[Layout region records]
···

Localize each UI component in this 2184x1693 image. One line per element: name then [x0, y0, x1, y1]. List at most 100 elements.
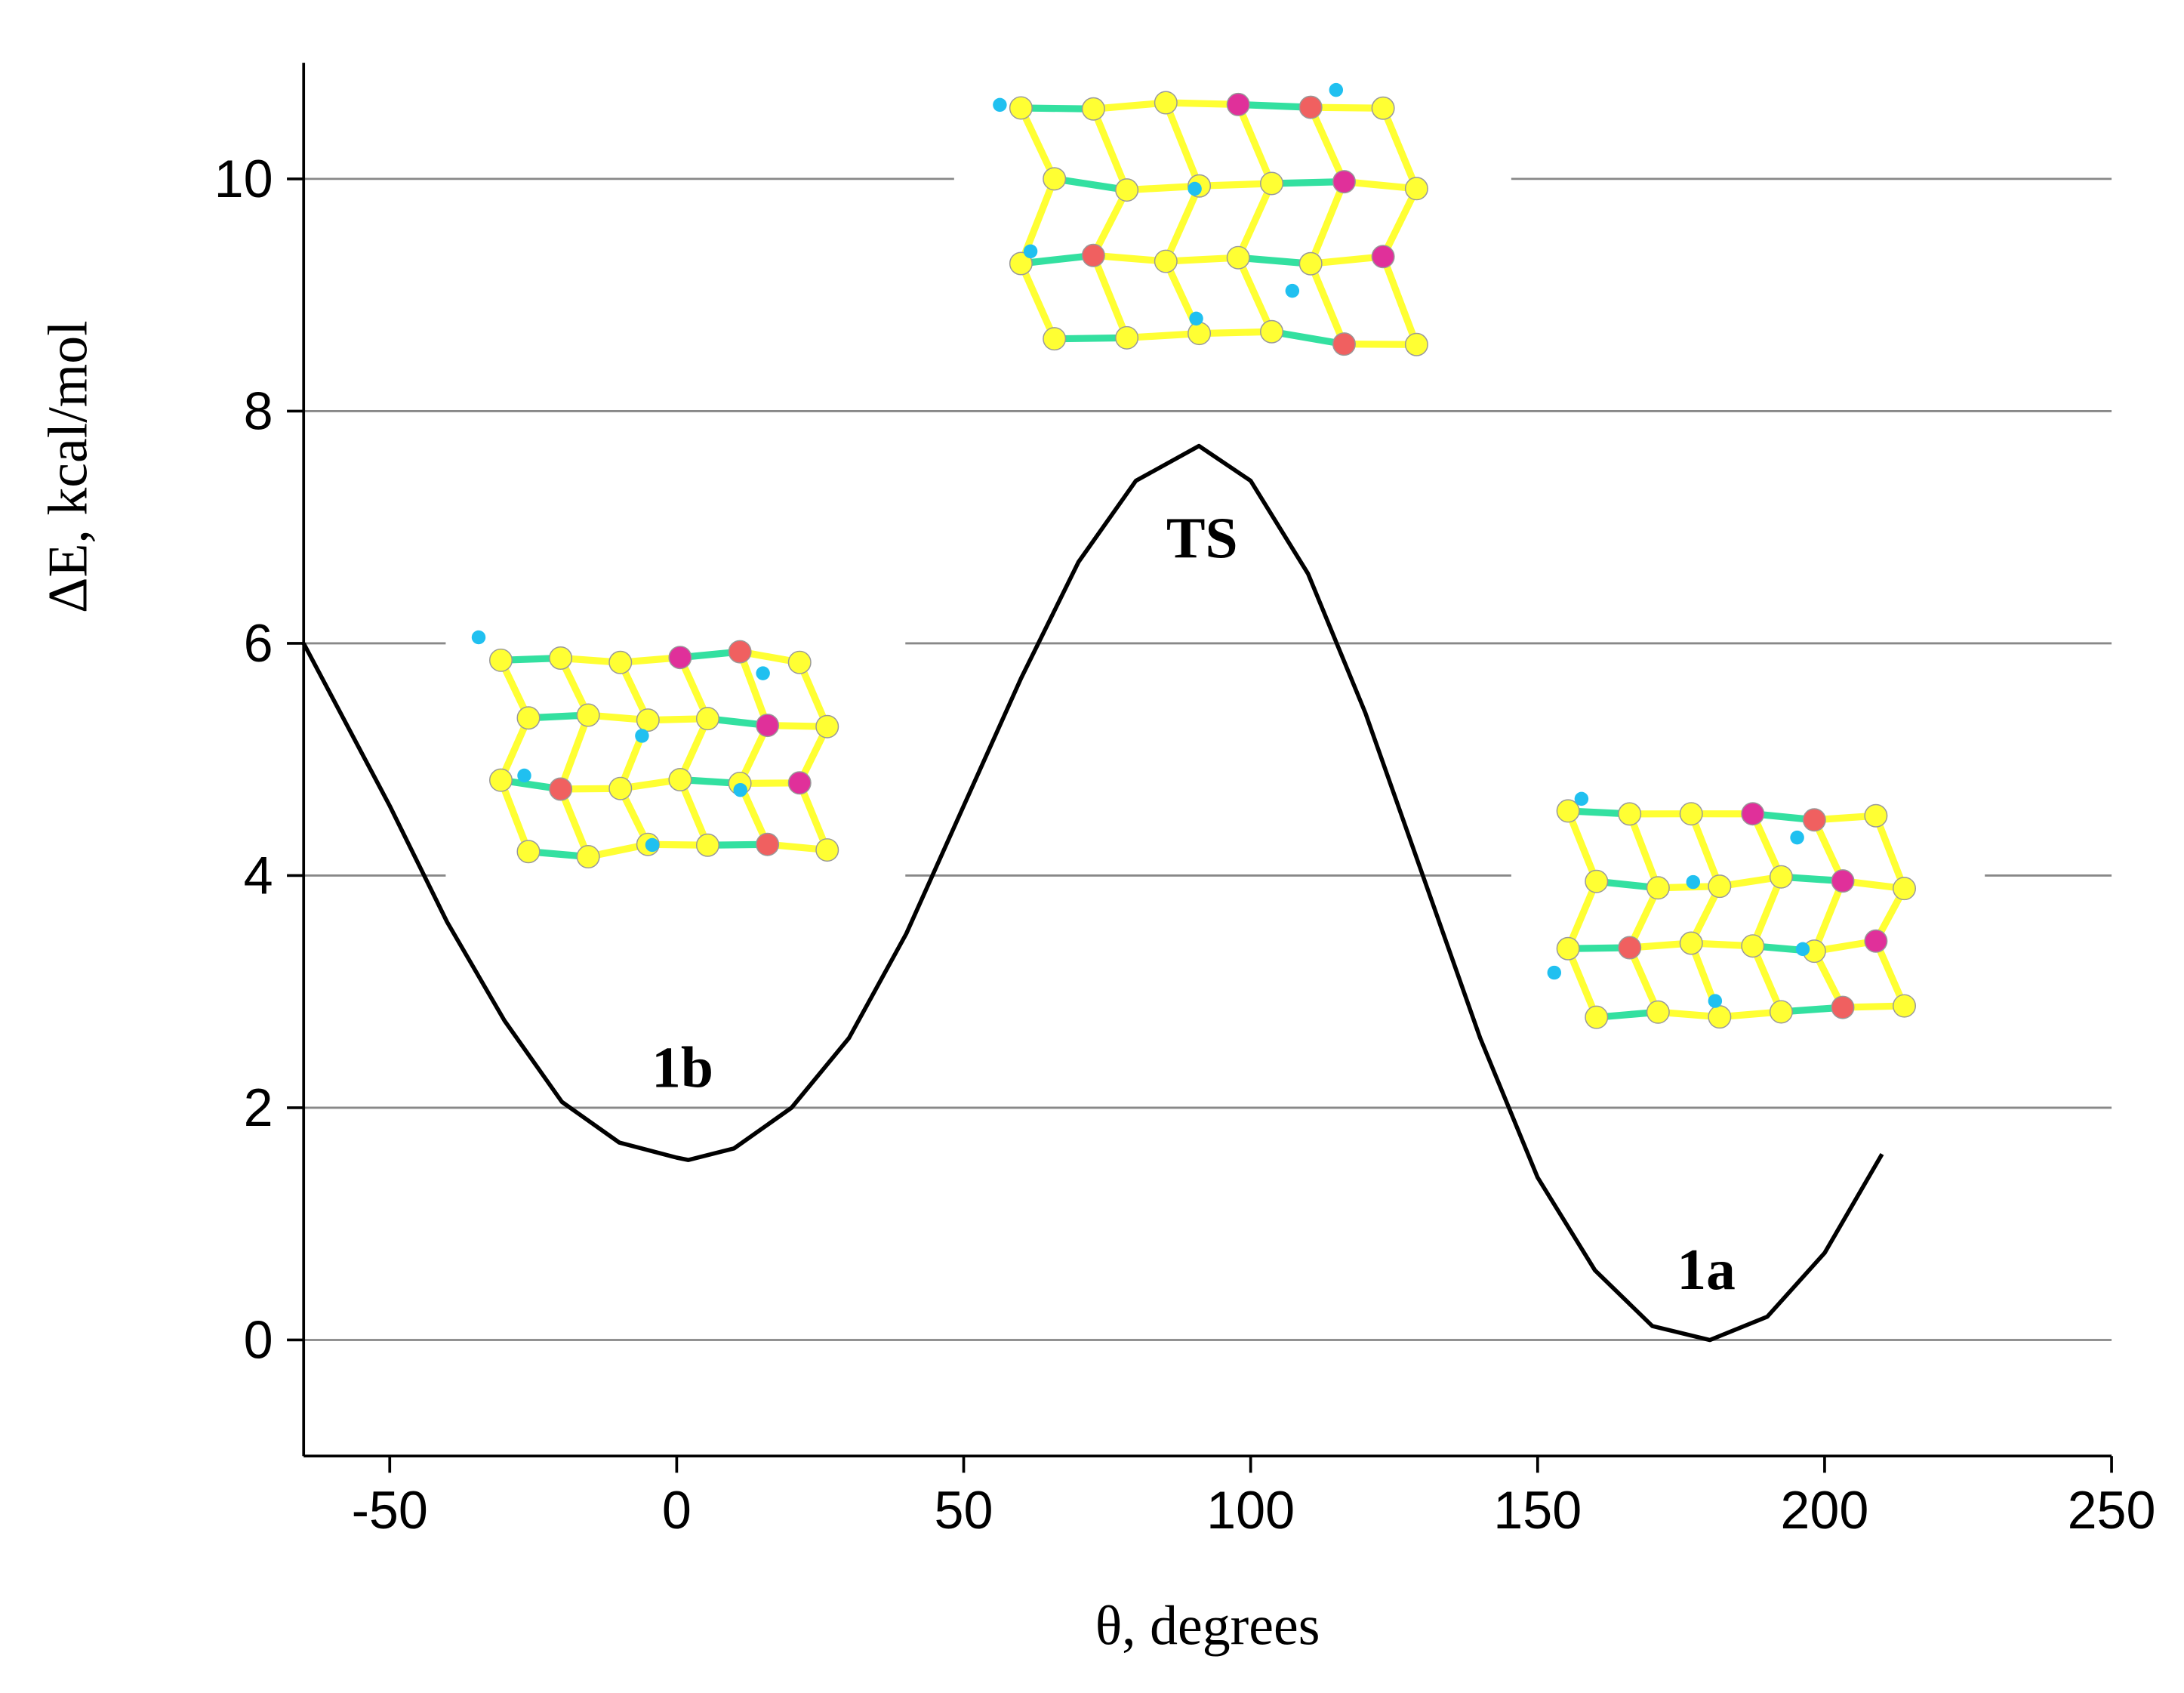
y-axis-label: ΔE, kcal/mol — [36, 320, 98, 613]
bond — [1271, 178, 1345, 187]
atom — [1115, 178, 1139, 202]
bond — [1235, 182, 1275, 260]
bond — [1053, 175, 1128, 194]
atom-h — [1547, 965, 1562, 980]
atom — [1556, 936, 1580, 961]
bond — [1199, 180, 1272, 190]
atom — [668, 767, 692, 791]
bond — [1344, 341, 1417, 348]
atom — [1802, 808, 1826, 832]
bond — [1271, 328, 1345, 348]
atom — [576, 703, 600, 727]
atom-h — [1023, 244, 1038, 259]
atom-h — [517, 768, 531, 783]
atom-h — [993, 97, 1007, 113]
atom — [1043, 327, 1067, 351]
atom — [1741, 934, 1765, 958]
atom — [1226, 92, 1250, 116]
molecule — [471, 630, 839, 869]
bond — [1021, 104, 1094, 113]
atom — [1585, 869, 1609, 893]
bond — [1235, 256, 1275, 334]
bond — [1166, 99, 1239, 109]
atom — [1679, 802, 1703, 826]
atom — [787, 771, 812, 795]
bond — [1310, 253, 1384, 267]
x-tick-label: 200 — [1780, 1481, 1868, 1540]
bond — [1307, 180, 1348, 266]
atom — [1769, 1000, 1793, 1024]
x-axis-label: θ, degrees — [1095, 1594, 1320, 1656]
x-tick-label: 0 — [662, 1481, 692, 1540]
bond — [1018, 106, 1058, 180]
annotation: 1b — [652, 1035, 713, 1099]
bond — [1163, 101, 1203, 187]
atom — [756, 714, 780, 738]
atom — [695, 833, 719, 857]
bond — [1564, 947, 1600, 1019]
x-tick-label: 50 — [935, 1481, 993, 1540]
atom-h — [756, 666, 770, 680]
atom — [668, 646, 692, 670]
bond — [1872, 939, 1908, 1007]
x-tick-label: 100 — [1206, 1481, 1295, 1540]
atom — [608, 776, 633, 800]
molecule — [1547, 791, 1917, 1029]
bond — [796, 782, 831, 852]
bond — [1379, 187, 1420, 258]
atom — [549, 646, 573, 670]
atom-h — [1285, 283, 1300, 298]
bond — [1687, 813, 1723, 888]
atom — [1332, 332, 1356, 356]
y-tick-label: 0 — [244, 1310, 273, 1369]
atom — [1115, 325, 1139, 350]
molecule — [993, 82, 1428, 356]
atom-h — [1795, 942, 1810, 957]
bond — [1090, 254, 1130, 340]
bond — [1163, 184, 1203, 263]
bond — [1811, 879, 1847, 953]
bond — [676, 778, 711, 847]
atom — [636, 708, 660, 732]
bond — [1166, 254, 1239, 265]
atom — [1187, 322, 1212, 346]
bond — [1626, 946, 1662, 1014]
atom — [1404, 177, 1428, 201]
atom-h — [1574, 791, 1589, 806]
atom — [1081, 97, 1105, 121]
atom-h — [1329, 82, 1344, 97]
atom — [695, 707, 719, 731]
atom — [1154, 249, 1178, 273]
bond — [1872, 814, 1908, 890]
bond — [1749, 875, 1785, 948]
atom — [1769, 865, 1793, 889]
atom — [1708, 874, 1732, 899]
bond — [1311, 103, 1384, 112]
atom — [1831, 995, 1855, 1019]
atom — [787, 650, 812, 674]
bond — [1307, 262, 1348, 346]
atom-h — [1189, 311, 1203, 326]
y-tick-label: 4 — [244, 846, 273, 905]
atom — [1864, 803, 1888, 828]
y-tick-label: 8 — [244, 381, 273, 440]
atom — [1679, 931, 1703, 955]
bond — [1090, 107, 1130, 192]
bond — [1564, 880, 1600, 951]
atom — [1741, 802, 1765, 826]
atom — [576, 845, 600, 869]
atom — [488, 648, 513, 672]
atom-h — [1187, 181, 1202, 196]
bond — [1749, 944, 1785, 1013]
atom — [1646, 876, 1670, 900]
bond — [1199, 328, 1272, 338]
atom — [1646, 1000, 1670, 1024]
bond — [1092, 251, 1166, 265]
bond — [1564, 809, 1600, 883]
atom — [516, 840, 541, 864]
atom — [1618, 936, 1642, 960]
atom — [1371, 96, 1395, 120]
atom — [1404, 332, 1428, 356]
atom — [1226, 245, 1250, 270]
atom — [1009, 251, 1033, 276]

···

> _What this task involves_
Arrange every line of the rows above as a JSON list of strings, one string per line, skipping blank lines. Leave the pictures out.

> _Answer for the task_
[
  "Localize each UI component in this 2184x1693 image. One line per element: name then [x0, y0, x1, y1]. List at most 100 elements.",
  "y-axis-label: ΔE, kcal/mol — [36, 320, 98, 613]",
  "bond — [1271, 178, 1345, 187]",
  "atom — [1115, 178, 1139, 202]",
  "bond — [1235, 182, 1275, 260]",
  "bond — [1053, 175, 1128, 194]",
  "atom-h — [1547, 965, 1562, 980]",
  "atom — [1556, 936, 1580, 961]",
  "bond — [1199, 180, 1272, 190]",
  "atom — [668, 767, 692, 791]",
  "bond — [1344, 341, 1417, 348]",
  "atom — [1802, 808, 1826, 832]",
  "bond — [1271, 328, 1345, 348]",
  "atom — [576, 703, 600, 727]",
  "atom-h — [1023, 244, 1038, 259]",
  "atom-h — [517, 768, 531, 783]",
  "atom-h — [993, 97, 1007, 113]",
  "atom — [1043, 327, 1067, 351]",
  "atom — [1741, 934, 1765, 958]",
  "atom — [1226, 92, 1250, 116]",
  "molecule — [471, 630, 839, 869]",
  "bond — [1021, 104, 1094, 113]",
  "atom — [1585, 869, 1609, 893]",
  "bond — [1235, 256, 1275, 334]",
  "bond — [1166, 99, 1239, 109]",
  "atom — [1679, 802, 1703, 826]",
  "atom — [787, 771, 812, 795]",
  "bond — [1310, 253, 1384, 267]",
  "x-tick-label: 200 — [1780, 1481, 1868, 1540]",
  "bond — [1307, 180, 1348, 266]",
  "atom — [1769, 1000, 1793, 1024]",
  "x-axis-label: θ, degrees — [1095, 1594, 1320, 1656]",
  "x-tick-label: 0 — [662, 1481, 692, 1540]",
  "bond — [1018, 106, 1058, 180]",
  "annotation: 1b — [652, 1035, 713, 1099]",
  "bond — [1163, 101, 1203, 187]",
  "atom — [756, 714, 780, 738]",
  "atom — [695, 833, 719, 857]",
  "bond — [1564, 947, 1600, 1019]",
  "x-tick-label: 50 — [935, 1481, 993, 1540]",
  "atom-h — [756, 666, 770, 680]",
  "atom — [668, 646, 692, 670]",
  "bond — [1872, 939, 1908, 1007]",
  "x-tick-label: 100 — [1206, 1481, 1295, 1540]",
  "atom — [608, 776, 633, 800]",
  "molecule — [1547, 791, 1917, 1029]",
  "bond — [796, 782, 831, 852]",
  "bond — [1379, 187, 1420, 258]",
  "atom — [549, 646, 573, 670]",
  "atom-h — [1285, 283, 1300, 298]",
  "bond — [1687, 813, 1723, 888]",
  "atom — [1332, 332, 1356, 356]",
  "y-tick-label: 0 — [244, 1310, 273, 1369]",
  "atom — [1115, 325, 1139, 350]",
  "molecule — [993, 82, 1428, 356]",
  "atom-h — [1795, 942, 1810, 957]",
  "bond — [1090, 254, 1130, 340]",
  "bond — [1163, 184, 1203, 263]",
  "bond — [1811, 879, 1847, 953]",
  "bond — [676, 778, 711, 847]",
  "atom — [636, 708, 660, 732]",
  "bond — [1166, 254, 1239, 265]",
  "atom — [1187, 322, 1212, 346]",
  "bond — [1626, 946, 1662, 1014]",
  "atom — [1404, 177, 1428, 201]",
  "atom-h — [1574, 791, 1589, 806]",
  "atom — [1081, 97, 1105, 121]",
  "atom-h — [1329, 82, 1344, 97]",
  "atom — [695, 707, 719, 731]",
  "atom — [1154, 249, 1178, 273]",
  "bond — [1872, 814, 1908, 890]",
  "bond — [1749, 875, 1785, 948]",
  "atom — [1769, 865, 1793, 889]",
  "atom — [1708, 874, 1732, 899]",
  "bond — [1311, 103, 1384, 112]",
  "atom — [1831, 995, 1855, 1019]",
  "atom — [787, 650, 812, 674]",
  "bond — [1307, 262, 1348, 346]",
  "atom-h — [1189, 311, 1203, 326]",
  "y-tick-label: 4 — [244, 846, 273, 905]",
  "atom — [1864, 803, 1888, 828]",
  "y-tick-label: 8 — [244, 381, 273, 440]",
  "atom — [1679, 931, 1703, 955]",
  "bond — [1090, 107, 1130, 192]",
  "bond — [1564, 880, 1600, 951]",
  "atom — [1741, 802, 1765, 826]",
  "atom — [576, 845, 600, 869]",
  "atom — [488, 648, 513, 672]",
  "atom-h — [1187, 181, 1202, 196]",
  "bond — [1749, 944, 1785, 1013]",
  "atom — [1646, 876, 1670, 900]",
  "bond — [1199, 328, 1272, 338]",
  "atom — [1646, 1000, 1670, 1024]",
  "bond — [1092, 251, 1166, 265]",
  "bond — [1564, 809, 1600, 883]",
  "atom — [516, 840, 541, 864]",
  "atom — [1618, 936, 1642, 960]",
  "atom — [1371, 96, 1395, 120]",
  "atom — [1404, 332, 1428, 356]",
  "atom — [1226, 245, 1250, 270]",
  "atom — [1009, 251, 1033, 276]"
]